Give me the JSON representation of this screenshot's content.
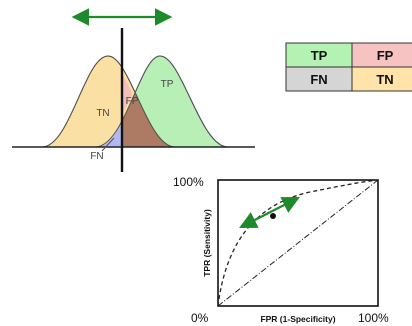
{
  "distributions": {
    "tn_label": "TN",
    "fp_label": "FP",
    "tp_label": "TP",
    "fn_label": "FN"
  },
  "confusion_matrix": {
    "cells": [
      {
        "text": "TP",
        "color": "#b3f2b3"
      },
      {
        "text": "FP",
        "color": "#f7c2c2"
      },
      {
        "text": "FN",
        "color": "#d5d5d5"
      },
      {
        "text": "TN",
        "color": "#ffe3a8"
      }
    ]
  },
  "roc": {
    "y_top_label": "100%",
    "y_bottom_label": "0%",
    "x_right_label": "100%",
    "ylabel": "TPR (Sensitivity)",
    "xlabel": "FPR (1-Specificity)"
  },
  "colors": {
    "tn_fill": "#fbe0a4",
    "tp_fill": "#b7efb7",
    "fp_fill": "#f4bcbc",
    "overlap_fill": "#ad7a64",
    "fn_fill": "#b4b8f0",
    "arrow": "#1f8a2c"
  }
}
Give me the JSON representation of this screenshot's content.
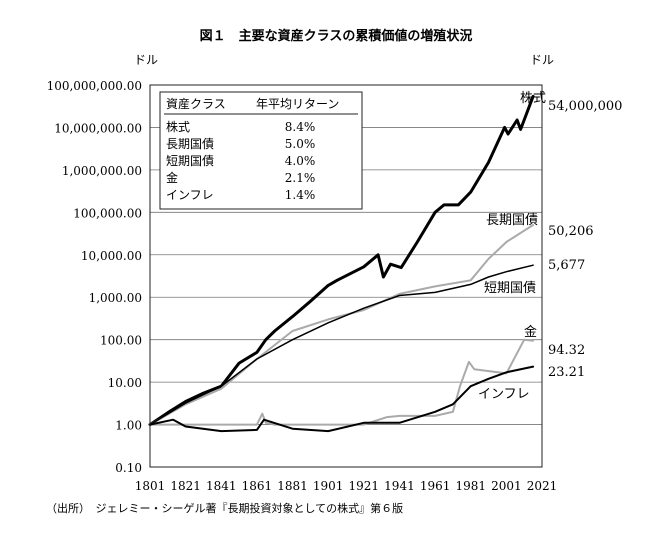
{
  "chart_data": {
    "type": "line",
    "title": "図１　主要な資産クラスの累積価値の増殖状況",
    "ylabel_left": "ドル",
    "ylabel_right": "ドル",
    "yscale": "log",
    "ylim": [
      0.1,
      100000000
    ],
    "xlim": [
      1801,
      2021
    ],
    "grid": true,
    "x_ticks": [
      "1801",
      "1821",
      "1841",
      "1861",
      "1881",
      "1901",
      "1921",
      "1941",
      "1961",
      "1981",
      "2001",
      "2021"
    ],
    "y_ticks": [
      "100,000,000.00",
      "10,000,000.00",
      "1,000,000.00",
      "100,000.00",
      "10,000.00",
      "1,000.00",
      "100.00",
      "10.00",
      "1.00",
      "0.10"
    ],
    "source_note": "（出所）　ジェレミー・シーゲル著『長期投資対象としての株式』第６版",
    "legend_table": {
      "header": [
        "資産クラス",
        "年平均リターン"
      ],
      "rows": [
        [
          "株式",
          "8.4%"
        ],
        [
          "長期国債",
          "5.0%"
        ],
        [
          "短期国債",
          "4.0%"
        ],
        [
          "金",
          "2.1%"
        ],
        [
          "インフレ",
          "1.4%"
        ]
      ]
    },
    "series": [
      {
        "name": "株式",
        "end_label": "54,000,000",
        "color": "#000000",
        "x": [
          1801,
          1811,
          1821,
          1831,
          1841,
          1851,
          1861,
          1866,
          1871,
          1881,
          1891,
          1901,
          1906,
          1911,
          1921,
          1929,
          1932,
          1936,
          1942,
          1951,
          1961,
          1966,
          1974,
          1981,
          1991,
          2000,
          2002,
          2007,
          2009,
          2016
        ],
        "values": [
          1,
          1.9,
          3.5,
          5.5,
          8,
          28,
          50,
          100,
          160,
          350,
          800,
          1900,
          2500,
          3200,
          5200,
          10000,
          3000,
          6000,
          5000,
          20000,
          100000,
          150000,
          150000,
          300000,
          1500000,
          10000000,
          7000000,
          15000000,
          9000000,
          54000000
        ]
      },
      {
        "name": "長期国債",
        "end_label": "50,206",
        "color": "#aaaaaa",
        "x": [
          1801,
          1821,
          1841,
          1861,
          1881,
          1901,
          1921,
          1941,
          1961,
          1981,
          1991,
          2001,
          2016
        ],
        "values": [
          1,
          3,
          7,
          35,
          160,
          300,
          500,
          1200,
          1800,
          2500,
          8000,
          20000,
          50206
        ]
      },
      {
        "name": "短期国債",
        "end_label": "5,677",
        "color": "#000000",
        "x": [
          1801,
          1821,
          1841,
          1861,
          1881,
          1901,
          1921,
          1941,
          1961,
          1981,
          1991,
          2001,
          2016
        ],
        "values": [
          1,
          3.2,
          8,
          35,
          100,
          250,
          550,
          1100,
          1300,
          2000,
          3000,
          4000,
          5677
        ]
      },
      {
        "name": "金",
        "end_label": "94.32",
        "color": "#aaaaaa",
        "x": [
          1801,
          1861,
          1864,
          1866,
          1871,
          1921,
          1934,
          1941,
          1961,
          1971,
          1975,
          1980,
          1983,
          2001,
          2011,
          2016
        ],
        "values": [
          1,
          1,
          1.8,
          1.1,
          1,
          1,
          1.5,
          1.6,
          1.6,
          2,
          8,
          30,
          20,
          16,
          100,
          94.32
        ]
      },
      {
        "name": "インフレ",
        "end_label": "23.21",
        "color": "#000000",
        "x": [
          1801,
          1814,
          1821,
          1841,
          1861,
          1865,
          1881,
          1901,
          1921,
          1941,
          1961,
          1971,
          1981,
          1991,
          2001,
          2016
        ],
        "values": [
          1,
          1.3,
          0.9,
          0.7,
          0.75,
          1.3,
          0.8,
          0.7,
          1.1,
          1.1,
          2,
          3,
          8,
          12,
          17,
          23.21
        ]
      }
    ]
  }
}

###

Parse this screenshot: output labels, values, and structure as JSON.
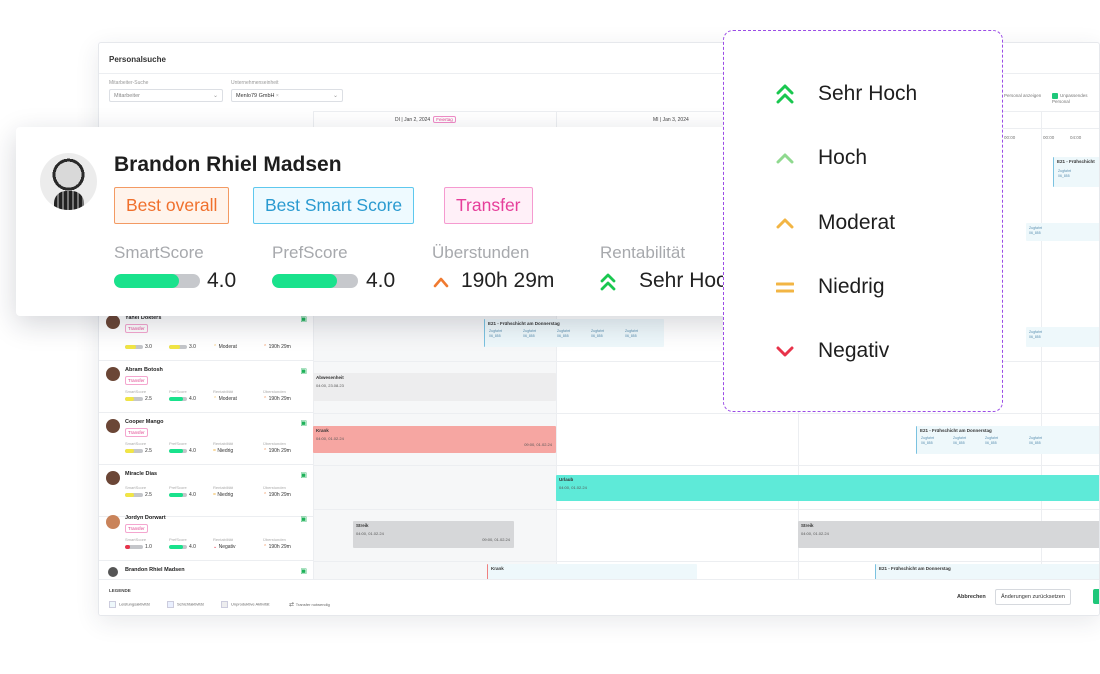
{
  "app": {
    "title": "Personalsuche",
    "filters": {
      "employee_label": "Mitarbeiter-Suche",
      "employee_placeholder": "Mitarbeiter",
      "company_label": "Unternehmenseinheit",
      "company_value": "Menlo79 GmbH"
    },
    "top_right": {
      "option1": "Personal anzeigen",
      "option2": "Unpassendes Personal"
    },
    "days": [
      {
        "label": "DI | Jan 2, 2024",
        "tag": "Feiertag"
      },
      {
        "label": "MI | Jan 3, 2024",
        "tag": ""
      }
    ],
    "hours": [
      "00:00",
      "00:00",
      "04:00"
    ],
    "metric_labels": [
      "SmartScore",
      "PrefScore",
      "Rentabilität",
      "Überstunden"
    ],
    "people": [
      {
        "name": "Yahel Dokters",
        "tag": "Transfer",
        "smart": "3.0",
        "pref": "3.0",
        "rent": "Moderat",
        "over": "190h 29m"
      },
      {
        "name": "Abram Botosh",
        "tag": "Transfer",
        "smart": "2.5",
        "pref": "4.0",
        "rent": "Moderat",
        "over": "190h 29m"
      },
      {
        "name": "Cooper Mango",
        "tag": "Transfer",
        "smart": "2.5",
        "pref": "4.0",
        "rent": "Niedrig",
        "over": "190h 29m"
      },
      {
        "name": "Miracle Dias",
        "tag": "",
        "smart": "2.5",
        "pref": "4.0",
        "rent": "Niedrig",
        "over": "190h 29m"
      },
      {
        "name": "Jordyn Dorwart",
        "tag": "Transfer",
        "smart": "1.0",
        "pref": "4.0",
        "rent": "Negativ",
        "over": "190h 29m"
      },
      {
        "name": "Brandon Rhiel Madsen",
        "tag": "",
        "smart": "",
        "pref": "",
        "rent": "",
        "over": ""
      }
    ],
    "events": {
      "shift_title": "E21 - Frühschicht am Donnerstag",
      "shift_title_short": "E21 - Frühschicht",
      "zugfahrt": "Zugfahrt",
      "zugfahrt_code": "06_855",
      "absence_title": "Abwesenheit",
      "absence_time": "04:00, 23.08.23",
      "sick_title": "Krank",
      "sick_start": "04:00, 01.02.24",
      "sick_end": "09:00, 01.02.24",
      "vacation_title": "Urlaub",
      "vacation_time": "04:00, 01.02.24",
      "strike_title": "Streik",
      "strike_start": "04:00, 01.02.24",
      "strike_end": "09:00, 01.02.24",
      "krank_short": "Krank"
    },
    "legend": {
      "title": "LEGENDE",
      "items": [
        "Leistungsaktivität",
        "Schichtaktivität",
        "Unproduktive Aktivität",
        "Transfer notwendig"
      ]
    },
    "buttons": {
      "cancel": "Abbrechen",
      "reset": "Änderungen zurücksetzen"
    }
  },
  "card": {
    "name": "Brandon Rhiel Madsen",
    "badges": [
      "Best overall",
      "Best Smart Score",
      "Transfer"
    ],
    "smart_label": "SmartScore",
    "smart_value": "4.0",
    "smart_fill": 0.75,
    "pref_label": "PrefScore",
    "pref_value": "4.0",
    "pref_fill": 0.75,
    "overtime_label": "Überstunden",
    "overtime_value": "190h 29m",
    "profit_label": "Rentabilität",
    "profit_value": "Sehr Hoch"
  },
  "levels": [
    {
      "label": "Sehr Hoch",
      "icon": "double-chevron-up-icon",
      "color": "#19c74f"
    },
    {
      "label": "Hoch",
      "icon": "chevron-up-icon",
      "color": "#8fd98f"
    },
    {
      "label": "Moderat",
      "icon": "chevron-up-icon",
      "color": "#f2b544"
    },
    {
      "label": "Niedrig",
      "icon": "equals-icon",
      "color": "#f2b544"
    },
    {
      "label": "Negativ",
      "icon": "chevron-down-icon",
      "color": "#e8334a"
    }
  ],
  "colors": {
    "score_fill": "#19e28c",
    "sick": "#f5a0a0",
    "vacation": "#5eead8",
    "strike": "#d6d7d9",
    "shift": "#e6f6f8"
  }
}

###

> **REQUIREMENT**:
Copy each line of the listing that holds the word "Rhiel".

> **WRITTEN ANSWER**:
        "name": "Brandon Rhiel Madsen",
    "name": "Brandon Rhiel Madsen",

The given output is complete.